- _Recorded data_:
— begin —

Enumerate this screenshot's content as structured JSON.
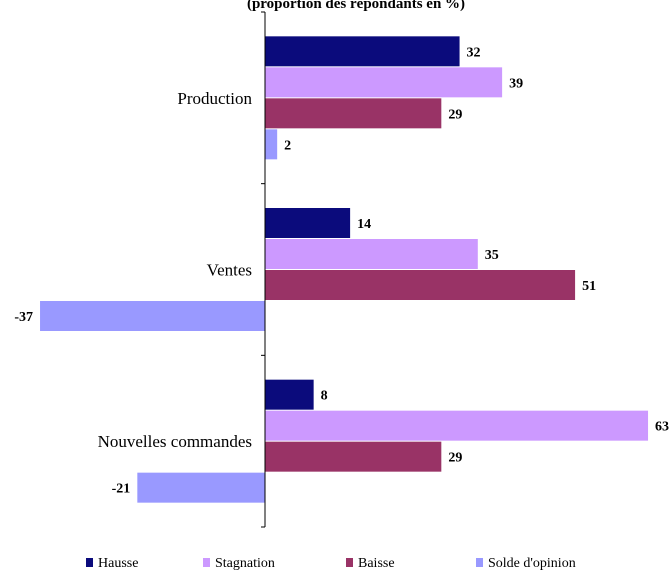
{
  "chart_data": {
    "type": "bar",
    "orientation": "horizontal",
    "title": "(proportion des répondants en %)",
    "categories": [
      "Production",
      "Ventes",
      "Nouvelles commandes"
    ],
    "series": [
      {
        "name": "Hausse",
        "color": "#0B0B7C",
        "values": [
          32,
          14,
          8
        ]
      },
      {
        "name": "Stagnation",
        "color": "#CC99FF",
        "values": [
          39,
          35,
          63
        ]
      },
      {
        "name": "Baisse",
        "color": "#993366",
        "values": [
          29,
          51,
          29
        ]
      },
      {
        "name": "Solde d'opinion",
        "color": "#9999FF",
        "values": [
          2,
          -37,
          -21
        ]
      }
    ],
    "xlim": [
      -37,
      63
    ],
    "legend_position": "bottom",
    "grid": false
  }
}
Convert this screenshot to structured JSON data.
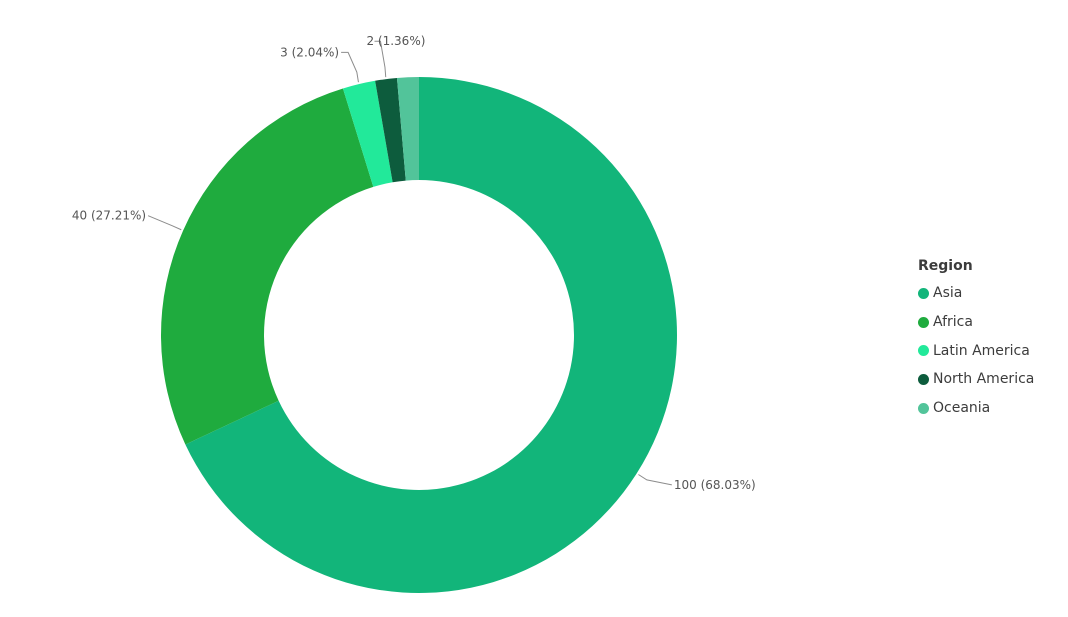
{
  "chart_data": {
    "type": "pie",
    "donut": true,
    "legend": {
      "title": "Region",
      "position": "right"
    },
    "categories": [
      "Asia",
      "Africa",
      "Latin America",
      "North America",
      "Oceania"
    ],
    "values": [
      100,
      40,
      3,
      2,
      2
    ],
    "percentages": [
      "68.03%",
      "27.21%",
      "2.04%",
      "1.36%",
      "1.36%"
    ],
    "data_labels": [
      "100 (68.03%)",
      "40 (27.21%)",
      "3 (2.04%)",
      "2 (1.36%)",
      ""
    ],
    "colors": [
      "#12b57a",
      "#1fab3e",
      "#22e99a",
      "#0d5c3d",
      "#52c49a"
    ]
  }
}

— end —

- _DIRECTIONS FOR THIS TASK_:
Restate the whole of the material word for word without the pictures.

- _ANSWER TO THIS TASK_:
Enumerate this screenshot's content as structured JSON.
{
  "chart_data": {
    "type": "bar",
    "orientation": "horizontal",
    "title": "(proportion des répondants en %)",
    "categories": [
      "Production",
      "Ventes",
      "Nouvelles commandes"
    ],
    "series": [
      {
        "name": "Hausse",
        "color": "#0B0B7C",
        "values": [
          32,
          14,
          8
        ]
      },
      {
        "name": "Stagnation",
        "color": "#CC99FF",
        "values": [
          39,
          35,
          63
        ]
      },
      {
        "name": "Baisse",
        "color": "#993366",
        "values": [
          29,
          51,
          29
        ]
      },
      {
        "name": "Solde d'opinion",
        "color": "#9999FF",
        "values": [
          2,
          -37,
          -21
        ]
      }
    ],
    "xlim": [
      -37,
      63
    ],
    "legend_position": "bottom",
    "grid": false
  }
}
Convert this screenshot to structured JSON data.
{
  "chart_data": {
    "type": "pie",
    "donut": true,
    "legend": {
      "title": "Region",
      "position": "right"
    },
    "categories": [
      "Asia",
      "Africa",
      "Latin America",
      "North America",
      "Oceania"
    ],
    "values": [
      100,
      40,
      3,
      2,
      2
    ],
    "percentages": [
      "68.03%",
      "27.21%",
      "2.04%",
      "1.36%",
      "1.36%"
    ],
    "data_labels": [
      "100 (68.03%)",
      "40 (27.21%)",
      "3 (2.04%)",
      "2 (1.36%)",
      ""
    ],
    "colors": [
      "#12b57a",
      "#1fab3e",
      "#22e99a",
      "#0d5c3d",
      "#52c49a"
    ]
  }
}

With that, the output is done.